Data records
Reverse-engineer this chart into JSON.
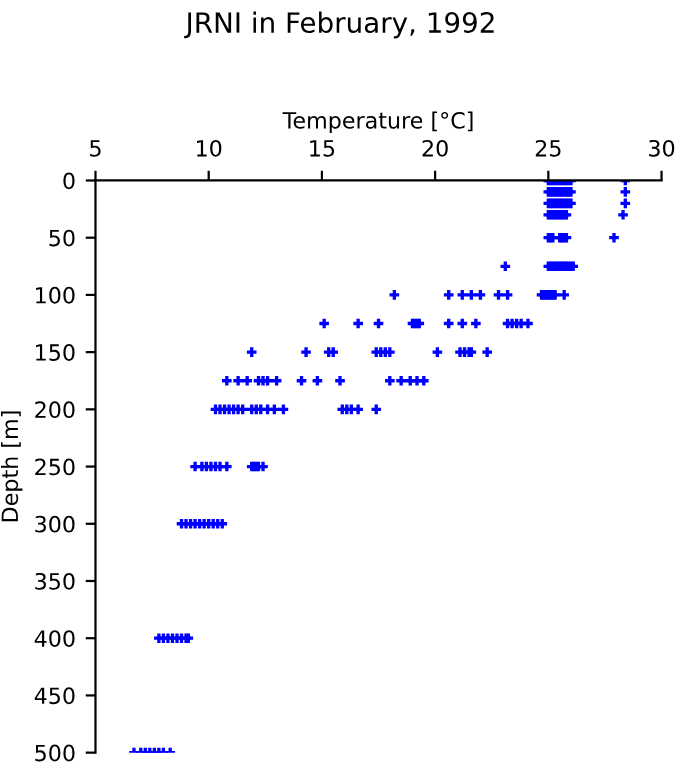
{
  "chart_data": {
    "type": "scatter",
    "title": "JRNI in February, 1992",
    "xlabel": "Temperature [°C]",
    "ylabel": "Depth [m]",
    "xlim": [
      5,
      30
    ],
    "xticks": [
      5,
      10,
      15,
      20,
      25,
      30
    ],
    "ylim": [
      500,
      0
    ],
    "yticks": [
      0,
      50,
      100,
      150,
      200,
      250,
      300,
      350,
      400,
      450,
      500
    ],
    "grid": false,
    "legend": false,
    "marker": "cross",
    "series": [
      {
        "color": "#0000ff",
        "x": [
          25.0,
          25.1,
          25.2,
          25.3,
          25.4,
          25.5,
          25.6,
          25.7,
          25.8,
          25.9,
          26.0,
          28.4,
          25.0,
          25.1,
          25.2,
          25.3,
          25.4,
          25.5,
          25.6,
          25.7,
          25.8,
          25.9,
          26.0,
          28.4,
          25.0,
          25.1,
          25.2,
          25.3,
          25.4,
          25.5,
          25.6,
          25.7,
          25.8,
          25.9,
          26.0,
          28.4,
          25.0,
          25.1,
          25.2,
          25.3,
          25.4,
          25.5,
          25.6,
          25.7,
          25.8,
          28.3,
          25.0,
          25.1,
          25.2,
          25.5,
          25.6,
          25.7,
          25.8,
          27.9,
          23.1,
          25.0,
          25.1,
          25.2,
          25.3,
          25.4,
          25.5,
          25.6,
          25.7,
          25.8,
          25.9,
          26.0,
          26.1,
          18.2,
          20.6,
          21.2,
          21.6,
          22.0,
          22.8,
          23.2,
          24.7,
          24.8,
          24.9,
          25.0,
          25.1,
          25.2,
          25.3,
          25.7,
          15.1,
          16.6,
          17.5,
          19.0,
          19.1,
          19.2,
          19.3,
          20.6,
          21.2,
          21.8,
          23.2,
          23.4,
          23.6,
          23.8,
          24.1,
          11.9,
          14.3,
          15.3,
          15.5,
          17.4,
          17.6,
          17.8,
          18.0,
          20.1,
          21.1,
          21.3,
          21.5,
          21.6,
          22.3,
          10.8,
          11.3,
          11.7,
          12.2,
          12.4,
          12.6,
          13.0,
          14.1,
          14.8,
          15.8,
          18.0,
          18.5,
          18.9,
          19.2,
          19.5,
          10.3,
          10.5,
          10.7,
          10.9,
          11.1,
          11.3,
          11.5,
          11.9,
          12.1,
          12.3,
          12.6,
          12.9,
          13.3,
          15.9,
          16.1,
          16.3,
          16.6,
          17.4,
          9.4,
          9.7,
          9.9,
          10.1,
          10.3,
          10.5,
          10.8,
          11.9,
          12.0,
          12.1,
          12.2,
          12.4,
          8.8,
          9.0,
          9.2,
          9.4,
          9.6,
          9.8,
          10.0,
          10.2,
          10.4,
          10.6,
          7.8,
          8.0,
          8.2,
          8.4,
          8.6,
          8.8,
          9.0,
          9.1,
          6.7,
          7.0,
          7.2,
          7.4,
          7.6,
          7.8,
          8.0,
          8.3
        ],
        "values": [
          0,
          0,
          0,
          0,
          0,
          0,
          0,
          0,
          0,
          0,
          0,
          0,
          10,
          10,
          10,
          10,
          10,
          10,
          10,
          10,
          10,
          10,
          10,
          10,
          20,
          20,
          20,
          20,
          20,
          20,
          20,
          20,
          20,
          20,
          20,
          20,
          30,
          30,
          30,
          30,
          30,
          30,
          30,
          30,
          30,
          30,
          50,
          50,
          50,
          50,
          50,
          50,
          50,
          50,
          75,
          75,
          75,
          75,
          75,
          75,
          75,
          75,
          75,
          75,
          75,
          75,
          75,
          100,
          100,
          100,
          100,
          100,
          100,
          100,
          100,
          100,
          100,
          100,
          100,
          100,
          100,
          100,
          125,
          125,
          125,
          125,
          125,
          125,
          125,
          125,
          125,
          125,
          125,
          125,
          125,
          125,
          125,
          150,
          150,
          150,
          150,
          150,
          150,
          150,
          150,
          150,
          150,
          150,
          150,
          150,
          150,
          175,
          175,
          175,
          175,
          175,
          175,
          175,
          175,
          175,
          175,
          175,
          175,
          175,
          175,
          175,
          200,
          200,
          200,
          200,
          200,
          200,
          200,
          200,
          200,
          200,
          200,
          200,
          200,
          200,
          200,
          200,
          200,
          200,
          250,
          250,
          250,
          250,
          250,
          250,
          250,
          250,
          250,
          250,
          250,
          250,
          300,
          300,
          300,
          300,
          300,
          300,
          300,
          300,
          300,
          300,
          400,
          400,
          400,
          400,
          400,
          400,
          400,
          400,
          500,
          500,
          500,
          500,
          500,
          500,
          500,
          500
        ]
      }
    ]
  }
}
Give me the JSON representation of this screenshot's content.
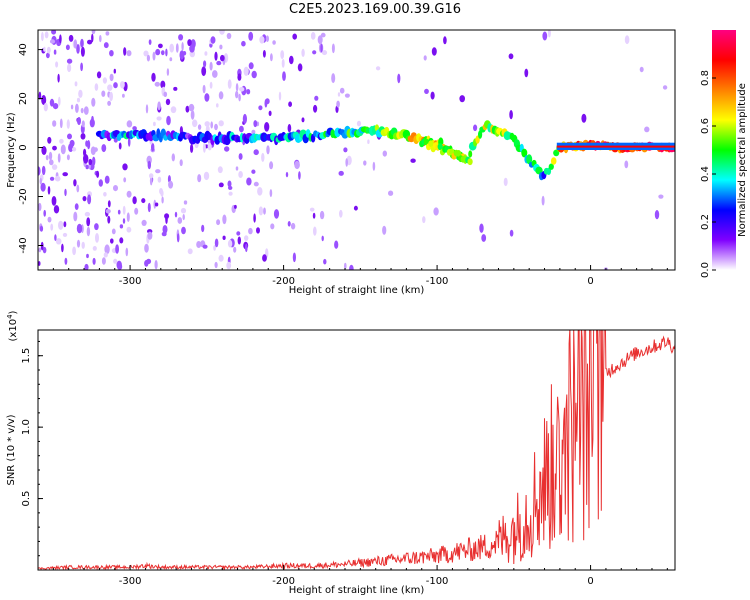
{
  "title": "C2E5.2023.169.00.39.G16",
  "chart_data": [
    {
      "type": "heatmap",
      "title": "C2E5.2023.169.00.39.G16",
      "xlabel": "Height of straight line (km)",
      "ylabel": "Frequency (Hz)",
      "xlim": [
        -360,
        55
      ],
      "ylim": [
        -50,
        48
      ],
      "xticks": [
        -300,
        -200,
        -100,
        0
      ],
      "yticks": [
        -40,
        -20,
        0,
        20,
        40
      ],
      "colorbar": {
        "label": "Normalized spectral amplitude",
        "range": [
          0,
          1
        ],
        "ticks": [
          0.0,
          0.2,
          0.4,
          0.6,
          0.8
        ],
        "colors": [
          "#ffffff",
          "#8000ff",
          "#0000ff",
          "#00ffff",
          "#00ff00",
          "#ffff00",
          "#ff8000",
          "#ff0000",
          "#ff0080"
        ]
      },
      "ridge": {
        "x": [
          -320,
          -300,
          -280,
          -260,
          -240,
          -220,
          -200,
          -180,
          -160,
          -140,
          -120,
          -100,
          -80,
          -70,
          -60,
          -50,
          -40,
          -30,
          -20,
          0,
          20,
          55
        ],
        "frequency": [
          5,
          5,
          5,
          4,
          4,
          4,
          4,
          5,
          6,
          7,
          5,
          2,
          -5,
          9,
          7,
          3,
          -5,
          -12,
          0,
          1,
          0,
          0
        ],
        "amplitude": [
          0.25,
          0.3,
          0.25,
          0.2,
          0.25,
          0.3,
          0.3,
          0.35,
          0.4,
          0.5,
          0.6,
          0.65,
          0.5,
          0.6,
          0.5,
          0.5,
          0.4,
          0.35,
          0.7,
          0.8,
          0.85,
          0.9
        ]
      }
    },
    {
      "type": "line",
      "xlabel": "Height of straight line (km)",
      "ylabel": "SNR (10 * v/v)",
      "yscale_label": "(x10",
      "yscale_exp": "4",
      "yscale_close": ")",
      "xlim": [
        -360,
        55
      ],
      "ylim": [
        0,
        1.68
      ],
      "xticks": [
        -300,
        -200,
        -100,
        0
      ],
      "yticks": [
        0.5,
        1.0,
        1.5
      ],
      "ytick_labels": [
        "0.5",
        "1.0",
        "1.5"
      ],
      "series": [
        {
          "name": "SNR",
          "color": "#e83030",
          "x": [
            -360,
            -340,
            -320,
            -300,
            -290,
            -280,
            -260,
            -240,
            -220,
            -200,
            -180,
            -160,
            -140,
            -120,
            -110,
            -100,
            -90,
            -80,
            -70,
            -60,
            -55,
            -50,
            -45,
            -40,
            -35,
            -30,
            -25,
            -20,
            -15,
            -10,
            -5,
            0,
            5,
            10,
            20,
            30,
            40,
            50,
            55
          ],
          "values": [
            0.01,
            0.02,
            0.02,
            0.02,
            0.03,
            0.02,
            0.02,
            0.02,
            0.02,
            0.03,
            0.03,
            0.04,
            0.06,
            0.08,
            0.09,
            0.1,
            0.12,
            0.14,
            0.16,
            0.2,
            0.24,
            0.28,
            0.34,
            0.42,
            0.52,
            0.62,
            0.72,
            0.8,
            0.95,
            1.02,
            1.1,
            1.2,
            1.3,
            1.38,
            1.45,
            1.52,
            1.56,
            1.6,
            1.55
          ]
        }
      ]
    }
  ]
}
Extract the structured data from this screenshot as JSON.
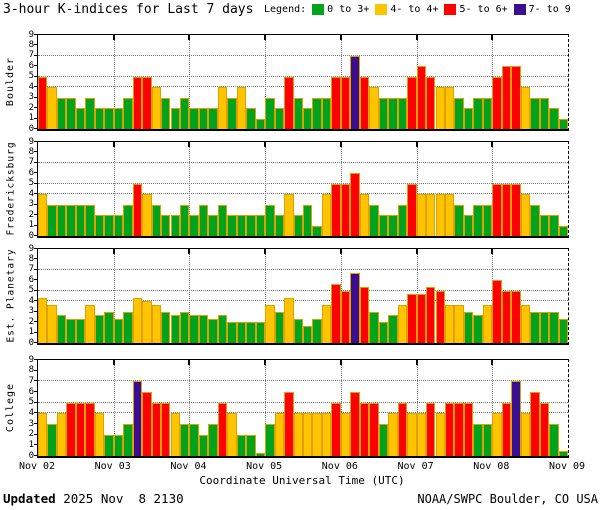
{
  "title": "3-hour K-indices for Last 7 days",
  "legend": {
    "label": "Legend:",
    "items": [
      {
        "label": "0 to 3+",
        "color": "#00a31c"
      },
      {
        "label": "4- to 4+",
        "color": "#ffc400"
      },
      {
        "label": "5- to 6+",
        "color": "#ff0000"
      },
      {
        "label": "7- to 9",
        "color": "#390e90"
      }
    ]
  },
  "xaxis": {
    "label": "Coordinate Universal Time (UTC)",
    "ticks": [
      "Nov 02",
      "Nov 03",
      "Nov 04",
      "Nov 05",
      "Nov 06",
      "Nov 07",
      "Nov 08",
      "Nov 09"
    ]
  },
  "footer": {
    "updated_label": "Updated",
    "updated_value": " 2025 Nov  8 2130",
    "credit": "NOAA/SWPC Boulder, CO USA"
  },
  "colors": {
    "green": "#00a31c",
    "yellow": "#ffc400",
    "red": "#ff0000",
    "purple": "#390e90",
    "bar_outline": "#dfa000",
    "grid": "#7a7a7a",
    "thresholds": {
      "yellow_min": 3.67,
      "red_min": 4.67,
      "purple_min": 6.67
    }
  },
  "chart_data": [
    {
      "type": "bar",
      "station": "Boulder",
      "ylim": [
        0,
        9
      ],
      "grid_y": [
        4,
        5,
        7
      ],
      "bars_per_day": 8,
      "days": 7,
      "values": [
        5,
        4,
        3,
        3,
        2,
        3,
        2,
        2,
        2,
        3,
        5,
        5,
        4,
        3,
        2,
        3,
        2,
        2,
        2,
        4,
        3,
        4,
        2,
        1,
        3,
        2,
        5,
        3,
        2,
        3,
        3,
        5,
        5,
        7,
        5,
        4,
        3,
        3,
        3,
        5,
        6,
        5,
        4,
        4,
        3,
        2,
        3,
        3,
        5,
        6,
        6,
        4,
        3,
        3,
        2,
        1
      ]
    },
    {
      "type": "bar",
      "station": "Fredericksburg",
      "ylim": [
        0,
        9
      ],
      "grid_y": [
        4,
        5,
        7
      ],
      "bars_per_day": 8,
      "days": 7,
      "values": [
        4,
        3,
        3,
        3,
        3,
        3,
        2,
        2,
        2,
        3,
        5,
        4,
        3,
        2,
        2,
        3,
        2,
        3,
        2,
        3,
        2,
        2,
        2,
        2,
        3,
        2,
        4,
        2,
        3,
        1,
        4,
        5,
        5,
        6,
        4,
        3,
        2,
        2,
        3,
        5,
        4,
        4,
        4,
        4,
        3,
        2,
        3,
        3,
        5,
        5,
        5,
        4,
        3,
        2,
        2,
        1
      ]
    },
    {
      "type": "bar",
      "station": "Est. Planetary",
      "ylim": [
        0,
        9
      ],
      "grid_y": [
        4,
        5,
        7
      ],
      "bars_per_day": 8,
      "days": 7,
      "values": [
        4.33,
        3.67,
        2.67,
        2.33,
        2.33,
        3.67,
        2.67,
        3,
        2.33,
        3,
        4.33,
        4,
        3.67,
        3,
        2.67,
        3,
        2.67,
        2.67,
        2.33,
        2.67,
        2,
        2,
        2,
        2,
        3.67,
        3,
        4.33,
        2.33,
        1.67,
        2.33,
        3.67,
        5.67,
        5,
        6.67,
        5.33,
        3,
        2,
        2.67,
        3.67,
        4.67,
        4.67,
        5.33,
        5,
        3.67,
        3.67,
        3,
        2.67,
        3.67,
        6,
        5,
        5,
        3.67,
        3,
        3,
        3,
        2.33
      ]
    },
    {
      "type": "bar",
      "station": "College",
      "ylim": [
        0,
        9
      ],
      "grid_y": [
        4,
        5,
        7
      ],
      "bars_per_day": 8,
      "days": 7,
      "values": [
        4,
        3,
        4,
        5,
        5,
        5,
        4,
        2,
        2,
        3,
        7,
        6,
        5,
        5,
        4,
        3,
        3,
        2,
        3,
        5,
        4,
        2,
        2,
        0.3,
        3,
        4,
        6,
        4,
        4,
        4,
        4,
        5,
        4,
        6,
        5,
        5,
        3,
        4,
        5,
        4,
        4,
        5,
        4,
        5,
        5,
        5,
        3,
        3,
        4,
        5,
        7,
        4,
        6,
        5,
        3,
        0.5
      ]
    }
  ]
}
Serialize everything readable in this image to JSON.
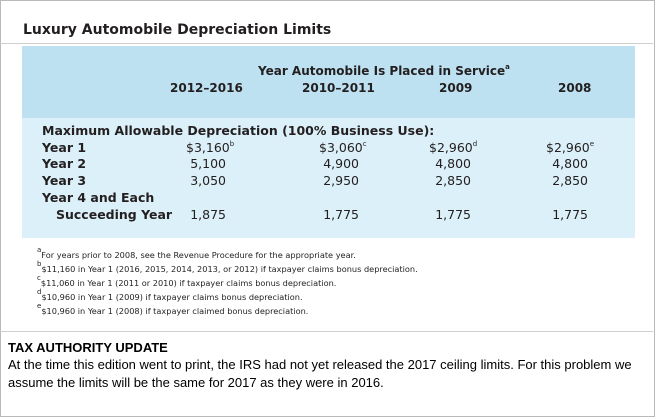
{
  "title": "Luxury Automobile Depreciation Limits",
  "header": {
    "span_label": "Year Automobile Is Placed in Service",
    "span_sup": "a",
    "columns": [
      "2012–2016",
      "2010–2011",
      "2009",
      "2008"
    ]
  },
  "section_label": "Maximum Allowable Depreciation (100% Business Use):",
  "rows": [
    {
      "label": "Year 1",
      "values": [
        "$3,160",
        "$3,060",
        "$2,960",
        "$2,960"
      ],
      "sups": [
        "b",
        "c",
        "d",
        "e"
      ]
    },
    {
      "label": "Year 2",
      "values": [
        "5,100",
        "4,900",
        "4,800",
        "4,800"
      ]
    },
    {
      "label": "Year 3",
      "values": [
        "3,050",
        "2,950",
        "2,850",
        "2,850"
      ]
    },
    {
      "label": "Year 4 and Each",
      "label2": "Succeeding Year",
      "values": [
        "1,875",
        "1,775",
        "1,775",
        "1,775"
      ]
    }
  ],
  "footnotes": [
    {
      "mark": "a",
      "text": "For years prior to 2008, see the Revenue Procedure for the appropriate year."
    },
    {
      "mark": "b",
      "text": "$11,160 in Year 1 (2016, 2015, 2014, 2013, or 2012) if taxpayer claims bonus depreciation."
    },
    {
      "mark": "c",
      "text": "$11,060 in Year 1 (2011 or 2010) if taxpayer claims bonus depreciation."
    },
    {
      "mark": "d",
      "text": "$10,960 in Year 1 (2009) if taxpayer claims bonus depreciation."
    },
    {
      "mark": "e",
      "text": "$10,960 in Year 1 (2008) if taxpayer claimed bonus depreciation."
    }
  ],
  "update": {
    "title": "TAX AUTHORITY UPDATE",
    "body": "At the time this edition went to print, the IRS had not yet released the 2017 ceiling limits. For this problem we assume the limits will be the same for 2017 as they were in 2016."
  },
  "colors": {
    "title": "#3f95c6",
    "header_band": "#bde1f1",
    "body_band": "#dcf0f9"
  }
}
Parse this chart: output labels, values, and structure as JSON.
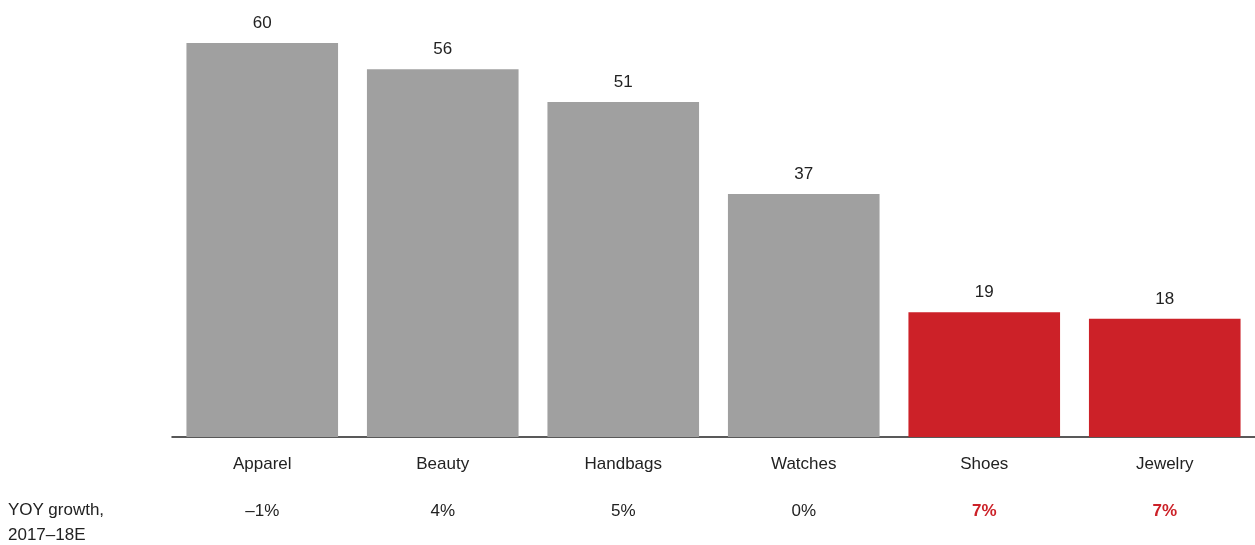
{
  "chart_data": {
    "type": "bar",
    "categories": [
      "Apparel",
      "Beauty",
      "Handbags",
      "Watches",
      "Shoes",
      "Jewelry"
    ],
    "values": [
      60,
      56,
      51,
      37,
      19,
      18
    ],
    "colors": [
      "#a0a0a0",
      "#a0a0a0",
      "#a0a0a0",
      "#a0a0a0",
      "#cc2128",
      "#cc2128"
    ],
    "data_labels": true,
    "grid": false,
    "annotations": [
      "YOY growth, 2017–18E",
      "–1%",
      "4%",
      "5%",
      "0%",
      "7%",
      "7%"
    ]
  }
}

Exercise details
Write out exactly the lines beginning with the line that holds "Parse this chart: output" and ending with the final line of the data, both ends included, without the pictures.

Full response
Parse this chart: output labels, values, and structure as JSON.
{
  "chart_data": {
    "type": "bar",
    "categories": [
      "Apparel",
      "Beauty",
      "Handbags",
      "Watches",
      "Shoes",
      "Jewelry"
    ],
    "values": [
      60,
      56,
      51,
      37,
      19,
      18
    ],
    "colors": [
      "#a0a0a0",
      "#a0a0a0",
      "#a0a0a0",
      "#a0a0a0",
      "#cc2128",
      "#cc2128"
    ],
    "data_labels": true,
    "grid": false,
    "annotations": [
      "YOY growth, 2017–18E",
      "–1%",
      "4%",
      "5%",
      "0%",
      "7%",
      "7%"
    ]
  }
}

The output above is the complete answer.